### RECORDS FOR THE TASK
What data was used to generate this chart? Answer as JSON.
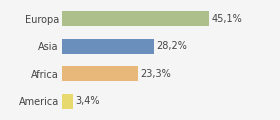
{
  "categories": [
    "Europa",
    "Asia",
    "Africa",
    "America"
  ],
  "values": [
    45.1,
    28.2,
    23.3,
    3.4
  ],
  "labels": [
    "45,1%",
    "28,2%",
    "23,3%",
    "3,4%"
  ],
  "bar_colors": [
    "#adbf8a",
    "#6b8fbd",
    "#e8b87a",
    "#e8d96e"
  ],
  "background_color": "#f5f5f5",
  "xlim": [
    0,
    65
  ],
  "label_fontsize": 7,
  "tick_fontsize": 7,
  "bar_height": 0.55
}
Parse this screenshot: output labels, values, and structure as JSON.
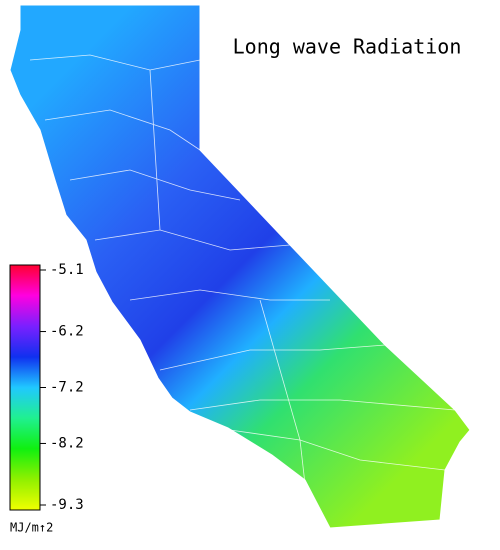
{
  "title": "Long wave Radiation",
  "legend": {
    "ticks": [
      -5.1,
      -6.2,
      -7.2,
      -8.2,
      -9.3
    ],
    "unit": "MJ/m↑2",
    "colors": [
      "#ff0030",
      "#ff00e0",
      "#7a20ff",
      "#1030f0",
      "#20c8ff",
      "#20f090",
      "#10f010",
      "#90f000",
      "#f0ff00"
    ]
  }
}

### PROBLEM
Copy every line from the records above that contains the word "values".

### REPLY
  "values": [
Parse this screenshot: output labels, values, and structure as JSON.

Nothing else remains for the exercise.